* YOUR INSTRUCTIONS
Collect the lines of the entries where "text" shows up.

-=-=-=-=-

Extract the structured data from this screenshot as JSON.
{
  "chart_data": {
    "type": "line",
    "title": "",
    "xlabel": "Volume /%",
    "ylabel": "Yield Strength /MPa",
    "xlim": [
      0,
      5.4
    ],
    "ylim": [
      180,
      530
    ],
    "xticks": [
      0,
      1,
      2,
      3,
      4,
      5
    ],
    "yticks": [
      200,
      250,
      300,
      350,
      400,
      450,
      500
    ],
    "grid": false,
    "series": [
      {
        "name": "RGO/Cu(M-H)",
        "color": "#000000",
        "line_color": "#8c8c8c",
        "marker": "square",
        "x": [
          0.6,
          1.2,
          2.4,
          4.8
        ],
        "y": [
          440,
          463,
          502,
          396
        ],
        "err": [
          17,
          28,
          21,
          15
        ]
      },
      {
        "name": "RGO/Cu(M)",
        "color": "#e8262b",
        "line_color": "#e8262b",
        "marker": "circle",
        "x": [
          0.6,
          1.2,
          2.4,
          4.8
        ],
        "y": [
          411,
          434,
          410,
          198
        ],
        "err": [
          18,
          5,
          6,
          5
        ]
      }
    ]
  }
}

-=-=-=-=-

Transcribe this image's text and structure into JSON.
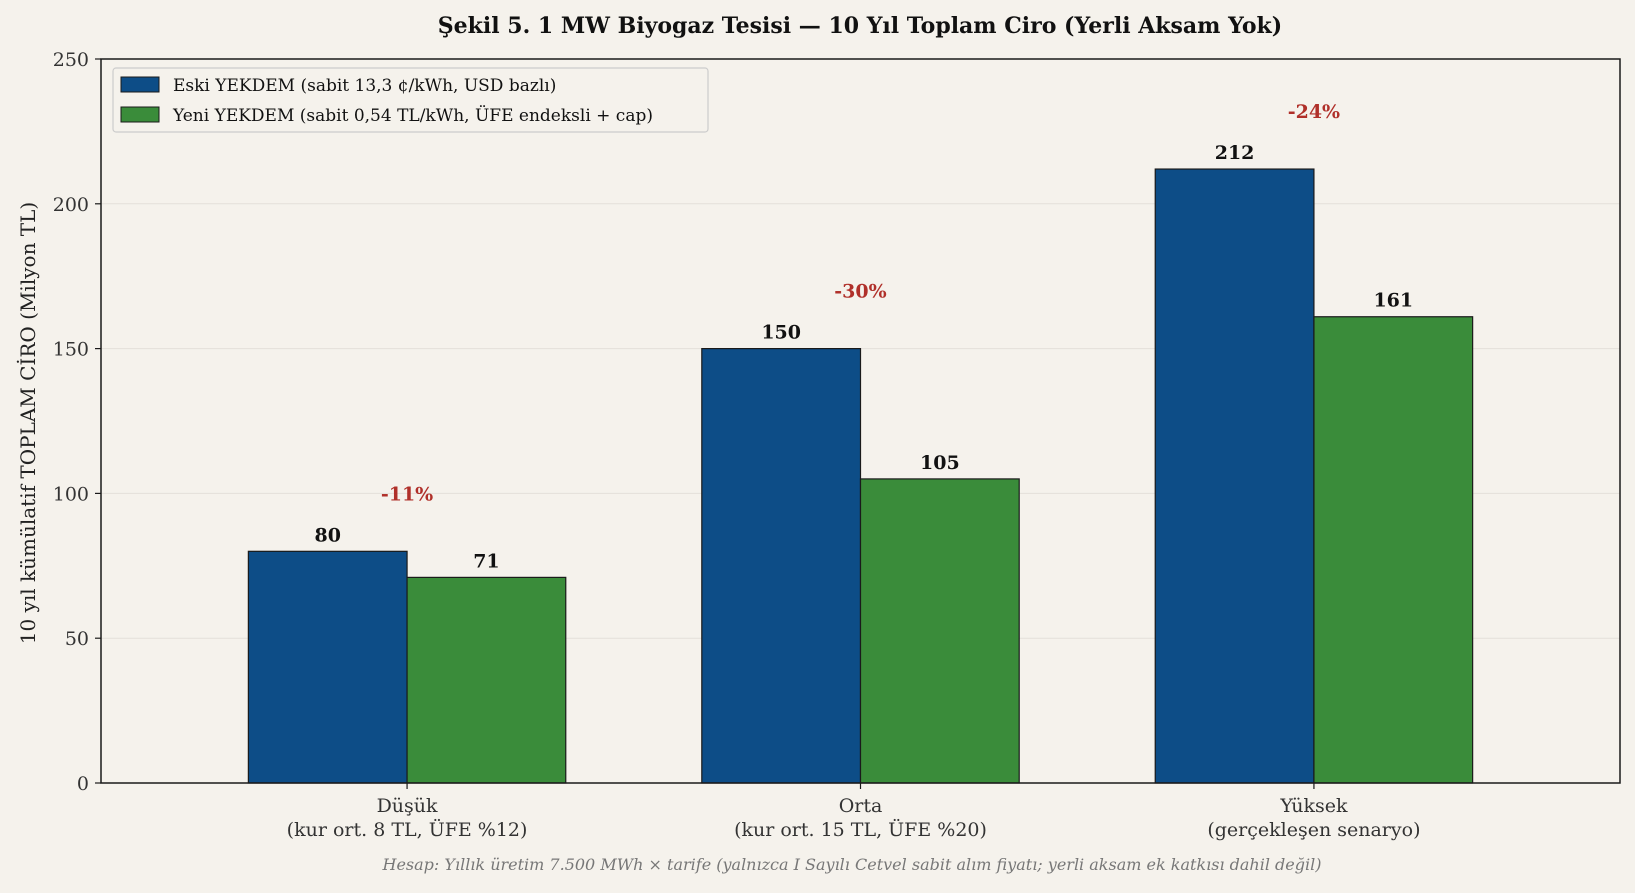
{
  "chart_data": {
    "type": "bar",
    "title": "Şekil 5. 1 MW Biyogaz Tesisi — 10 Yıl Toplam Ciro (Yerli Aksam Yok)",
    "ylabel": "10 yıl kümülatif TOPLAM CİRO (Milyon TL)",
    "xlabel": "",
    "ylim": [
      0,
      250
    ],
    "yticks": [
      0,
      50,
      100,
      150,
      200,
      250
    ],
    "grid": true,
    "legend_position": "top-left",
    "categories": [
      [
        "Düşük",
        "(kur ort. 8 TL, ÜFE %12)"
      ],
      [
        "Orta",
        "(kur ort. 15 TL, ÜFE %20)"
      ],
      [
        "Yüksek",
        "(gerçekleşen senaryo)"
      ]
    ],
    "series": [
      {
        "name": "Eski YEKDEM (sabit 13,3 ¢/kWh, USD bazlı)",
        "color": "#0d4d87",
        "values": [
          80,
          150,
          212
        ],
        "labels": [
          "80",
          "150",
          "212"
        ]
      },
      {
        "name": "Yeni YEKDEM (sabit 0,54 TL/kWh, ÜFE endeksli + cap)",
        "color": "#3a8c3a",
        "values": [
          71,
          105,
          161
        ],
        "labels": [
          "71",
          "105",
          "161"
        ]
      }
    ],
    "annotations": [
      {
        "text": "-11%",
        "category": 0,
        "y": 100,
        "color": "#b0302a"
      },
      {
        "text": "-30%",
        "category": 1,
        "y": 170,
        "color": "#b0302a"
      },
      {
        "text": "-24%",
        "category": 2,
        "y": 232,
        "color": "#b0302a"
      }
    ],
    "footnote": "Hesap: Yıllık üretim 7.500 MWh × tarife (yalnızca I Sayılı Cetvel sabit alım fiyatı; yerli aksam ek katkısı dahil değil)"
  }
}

-=-=-=-=-

* OUTPUT OF THE EXERCISE
Transcribe this image's text and structure into JSON.
        "text": "-11%",
        "text": "-30%",
        "text": "-24%",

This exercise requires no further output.